# Records supplied start

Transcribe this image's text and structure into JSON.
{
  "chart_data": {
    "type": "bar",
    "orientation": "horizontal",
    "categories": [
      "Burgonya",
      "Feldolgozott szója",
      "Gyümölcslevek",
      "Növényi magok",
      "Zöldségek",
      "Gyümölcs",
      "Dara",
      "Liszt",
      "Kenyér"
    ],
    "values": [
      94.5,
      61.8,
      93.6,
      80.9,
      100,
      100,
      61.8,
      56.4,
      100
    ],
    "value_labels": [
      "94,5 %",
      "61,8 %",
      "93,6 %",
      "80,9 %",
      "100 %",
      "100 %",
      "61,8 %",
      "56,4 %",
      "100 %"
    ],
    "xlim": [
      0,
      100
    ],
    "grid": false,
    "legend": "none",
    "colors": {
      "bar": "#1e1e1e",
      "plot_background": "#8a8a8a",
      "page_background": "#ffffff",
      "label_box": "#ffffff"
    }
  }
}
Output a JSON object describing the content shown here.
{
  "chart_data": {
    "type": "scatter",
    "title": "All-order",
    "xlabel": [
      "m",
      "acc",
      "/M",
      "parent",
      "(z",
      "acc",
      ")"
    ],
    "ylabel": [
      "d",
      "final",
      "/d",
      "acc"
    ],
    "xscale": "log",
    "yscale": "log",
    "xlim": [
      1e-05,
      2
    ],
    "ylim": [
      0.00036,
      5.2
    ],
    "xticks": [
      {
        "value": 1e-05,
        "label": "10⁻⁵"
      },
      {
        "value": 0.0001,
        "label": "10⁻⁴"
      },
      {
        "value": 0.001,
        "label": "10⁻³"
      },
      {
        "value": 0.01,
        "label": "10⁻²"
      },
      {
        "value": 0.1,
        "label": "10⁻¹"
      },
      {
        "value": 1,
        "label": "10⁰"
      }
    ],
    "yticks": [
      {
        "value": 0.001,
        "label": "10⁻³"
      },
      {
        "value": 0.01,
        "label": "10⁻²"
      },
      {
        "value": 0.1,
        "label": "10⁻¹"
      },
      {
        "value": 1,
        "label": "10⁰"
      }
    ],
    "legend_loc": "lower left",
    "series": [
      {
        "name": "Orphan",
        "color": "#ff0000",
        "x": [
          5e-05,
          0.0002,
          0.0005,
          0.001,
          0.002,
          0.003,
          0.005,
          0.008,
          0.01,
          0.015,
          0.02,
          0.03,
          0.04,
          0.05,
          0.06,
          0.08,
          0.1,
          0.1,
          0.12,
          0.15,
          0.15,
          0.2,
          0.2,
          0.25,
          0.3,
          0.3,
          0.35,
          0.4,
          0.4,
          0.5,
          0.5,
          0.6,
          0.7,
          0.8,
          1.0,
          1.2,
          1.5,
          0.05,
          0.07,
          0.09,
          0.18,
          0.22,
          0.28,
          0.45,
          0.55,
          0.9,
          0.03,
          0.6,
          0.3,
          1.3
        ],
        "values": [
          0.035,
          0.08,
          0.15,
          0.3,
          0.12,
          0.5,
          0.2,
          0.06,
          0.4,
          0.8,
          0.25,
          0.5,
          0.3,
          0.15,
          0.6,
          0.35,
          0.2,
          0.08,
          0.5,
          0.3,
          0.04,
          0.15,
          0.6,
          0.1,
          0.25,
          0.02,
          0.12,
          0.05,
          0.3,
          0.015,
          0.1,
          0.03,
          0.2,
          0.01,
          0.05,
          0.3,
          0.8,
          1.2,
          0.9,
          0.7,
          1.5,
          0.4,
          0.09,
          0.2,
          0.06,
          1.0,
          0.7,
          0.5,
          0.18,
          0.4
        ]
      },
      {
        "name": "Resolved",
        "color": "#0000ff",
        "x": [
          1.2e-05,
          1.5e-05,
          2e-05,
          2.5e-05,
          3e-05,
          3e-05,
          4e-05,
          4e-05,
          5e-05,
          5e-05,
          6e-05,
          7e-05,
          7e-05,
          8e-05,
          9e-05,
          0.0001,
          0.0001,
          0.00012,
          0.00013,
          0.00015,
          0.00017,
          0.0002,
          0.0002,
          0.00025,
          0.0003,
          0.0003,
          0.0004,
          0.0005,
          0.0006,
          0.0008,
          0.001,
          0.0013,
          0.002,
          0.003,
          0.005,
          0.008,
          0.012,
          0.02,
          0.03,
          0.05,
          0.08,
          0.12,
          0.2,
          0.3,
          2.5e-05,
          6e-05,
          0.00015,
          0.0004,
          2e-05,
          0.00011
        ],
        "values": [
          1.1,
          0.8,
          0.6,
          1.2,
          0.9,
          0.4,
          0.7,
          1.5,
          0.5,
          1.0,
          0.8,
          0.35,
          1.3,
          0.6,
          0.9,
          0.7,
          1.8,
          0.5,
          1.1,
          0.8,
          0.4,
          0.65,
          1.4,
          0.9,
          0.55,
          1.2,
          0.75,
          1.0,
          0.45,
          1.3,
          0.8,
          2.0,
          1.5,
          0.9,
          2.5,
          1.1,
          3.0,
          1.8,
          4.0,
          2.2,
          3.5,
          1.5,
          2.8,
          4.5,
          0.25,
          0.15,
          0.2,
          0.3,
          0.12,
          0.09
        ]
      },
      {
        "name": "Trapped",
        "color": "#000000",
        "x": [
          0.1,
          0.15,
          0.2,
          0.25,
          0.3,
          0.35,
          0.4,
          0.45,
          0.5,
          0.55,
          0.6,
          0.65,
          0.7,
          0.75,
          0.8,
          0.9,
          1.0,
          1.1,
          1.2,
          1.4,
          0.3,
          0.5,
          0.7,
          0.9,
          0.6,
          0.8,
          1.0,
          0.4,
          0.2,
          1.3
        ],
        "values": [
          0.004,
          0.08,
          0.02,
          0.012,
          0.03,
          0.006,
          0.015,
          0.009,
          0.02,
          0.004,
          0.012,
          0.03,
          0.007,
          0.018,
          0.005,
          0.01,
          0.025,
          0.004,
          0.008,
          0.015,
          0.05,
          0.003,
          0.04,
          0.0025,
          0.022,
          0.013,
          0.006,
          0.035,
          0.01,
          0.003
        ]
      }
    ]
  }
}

# Records supplied end

From the entries above, collect every line with the string "name" in it.

        "name": "Orphan",
        "name": "Resolved",
        "name": "Trapped",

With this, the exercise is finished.